**OBJETIVO:** Transcreva, do trecho sobre os calçados e o artesanato do couro no Brasil, a passagem que começa nas palavras "atraídos pela possibilidade" e termina após as palavras "artesanato do couro.".
── TRECHO DO TEXTO
No
Brasil os sapatos de tecidos eram os mais comuns entre os poucos que
podiam usá-los. Os de pelica, que eram mais resistentes, só apareceram em
1.840 graças a um artesão francês. A descrição que Debret fez (leia no
último parágrafo), no início do
século XIX, sobre o uso de calçados no Rio de Janeiro, mostrava a situação
existente.
O
artesanato do couro começou a se especializar apenas com a vinda dos
alemães a partir de 1.824 (São Leopoldo-RS foi a primeira colônia). Além
dos artigos de montaria (selas etc) os artesãos do couro fabricavam
objetos de uso pessoal principalmente botas, botins e sapatos. Ao
contrário dos brasileiros que, principalmente nas camadas mais pobres da
população, estavam acostumados a andar descalço, os alemães não concebiam
a realização de trabalhos agrícolas sem sapatos. Na confecção dos calçados
eram aproveitadas as sobras do couro utilizado para fazer os pertences de
montaria. Nos anos seguintes novas levas de imigrantes da Europa tinham
muitos profissionais ligados ao couro (seleiros, curtidores, sapateiros)
atraídos pela possibilidade de ganhos dentro de suas profissões.
Os
três conflitos seguidos - a Revolução Farroupilha (1.835-1.845), a guerra
Platina (1.850-1.852) e a guerra do Paraguai (1.864-1.870) criaram um
expressivo aumento da demanda e nos períodos em que a procura diminuía os
mercados próximos eram suficientes para garantir a sobrevivência do
artesanato do couro.
────
── EXTRATOS DE ITENS
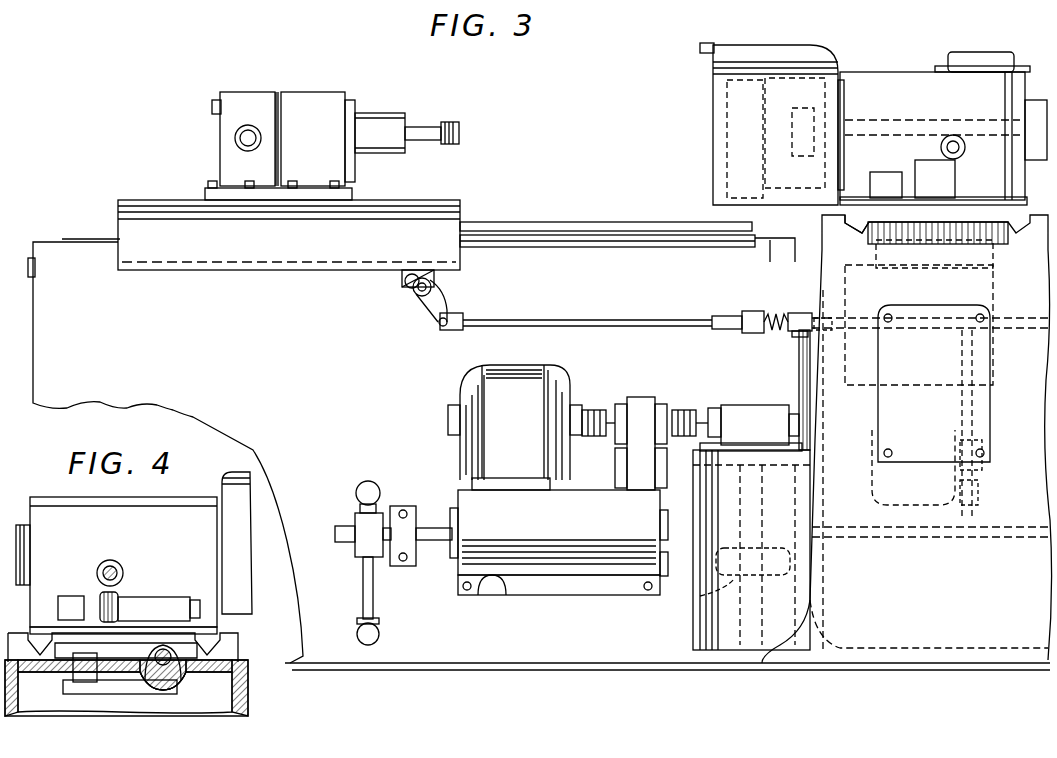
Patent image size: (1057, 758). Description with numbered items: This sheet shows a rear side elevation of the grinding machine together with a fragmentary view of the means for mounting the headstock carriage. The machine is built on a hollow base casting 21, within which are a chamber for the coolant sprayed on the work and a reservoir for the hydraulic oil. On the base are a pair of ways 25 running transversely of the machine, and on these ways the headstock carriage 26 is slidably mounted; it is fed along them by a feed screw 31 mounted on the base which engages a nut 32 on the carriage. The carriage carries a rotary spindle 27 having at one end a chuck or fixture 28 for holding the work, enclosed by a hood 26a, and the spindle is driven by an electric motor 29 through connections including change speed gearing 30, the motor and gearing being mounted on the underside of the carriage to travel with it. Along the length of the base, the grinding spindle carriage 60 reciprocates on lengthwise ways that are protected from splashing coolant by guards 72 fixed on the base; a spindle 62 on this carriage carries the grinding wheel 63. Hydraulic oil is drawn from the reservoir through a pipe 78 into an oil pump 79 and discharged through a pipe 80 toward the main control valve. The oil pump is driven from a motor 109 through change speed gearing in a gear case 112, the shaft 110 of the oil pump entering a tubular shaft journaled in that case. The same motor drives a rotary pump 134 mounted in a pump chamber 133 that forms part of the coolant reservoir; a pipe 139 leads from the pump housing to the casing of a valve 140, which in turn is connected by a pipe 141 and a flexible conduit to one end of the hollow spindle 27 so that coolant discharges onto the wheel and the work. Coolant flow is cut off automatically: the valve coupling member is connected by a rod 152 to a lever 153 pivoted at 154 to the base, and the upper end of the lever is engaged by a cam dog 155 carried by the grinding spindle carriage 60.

In FIG. 3, the hollow base casting 21 is at (610, 645).
In FIG. 4, the hollow base casting 21 is at (230, 700).
In FIG. 3, the ways 25 is at (845, 228).
In FIG. 4, the ways 25 is at (218, 653).
In FIG. 3, the headstock carriage 26 is at (875, 92).
In FIG. 4, the headstock carriage 26 is at (52, 515).
In FIG. 3, the hood 26a is at (720, 118).
In FIG. 4, the hood 26a is at (235, 556).
In FIG. 3, the rotary spindle 27 is at (978, 122).
In FIG. 3, the chuck or fixture 28 is at (748, 66).
In FIG. 3, the electric motor 29 is at (958, 486).
In FIG. 3, the change speed gearing 30 is at (982, 393).
In FIG. 4, the feed screw 31 is at (163, 667).
In FIG. 4, the nut 32 is at (180, 670).
In FIG. 3, the grinding spindle carriage 60 is at (307, 102).
In FIG. 3, the spindle 62 is at (418, 128).
In FIG. 3, the grinding wheel 63 is at (453, 127).
In FIG. 3, the guards 72 is at (600, 222).
In FIG. 3, the pipe 78 is at (375, 604).
In FIG. 3, the oil pump 79 is at (368, 535).
In FIG. 3, the pipe 80 is at (360, 490).
In FIG. 3, the motor 109 is at (495, 392).
In FIG. 3, the shaft of the oil pump 110 is at (418, 526).
In FIG. 3, the gear case 112 is at (560, 533).
In FIG. 3, the pump chamber 133 is at (718, 530).
In FIG. 3, the rotary pump 134 is at (690, 592).
In FIG. 3, the pipe 139 is at (797, 370).
In FIG. 3, the valve 140 is at (790, 314).
In FIG. 3, the pipe 141 is at (920, 328).
In FIG. 3, the rod 152 is at (603, 318).
In FIG. 3, the lever 153 is at (453, 307).
In FIG. 3, the pivot 154 is at (432, 292).
In FIG. 3, the cam dog 155 is at (412, 274).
────
**PROBLEMA RESOLVIDO:**
atraídos pela possibilidade de ganhos dentro de suas profissões.
Os
três conflitos seguidos - a Revolução Farroupilha (1.835-1.845), a guerra
Platina (1.850-1.852) e a guerra do Paraguai (1.864-1.870) criaram um
expressivo aumento da demanda e nos períodos em que a procura diminuía os
mercados próximos eram suficientes para garantir a sobrevivência do
artesanato do couro.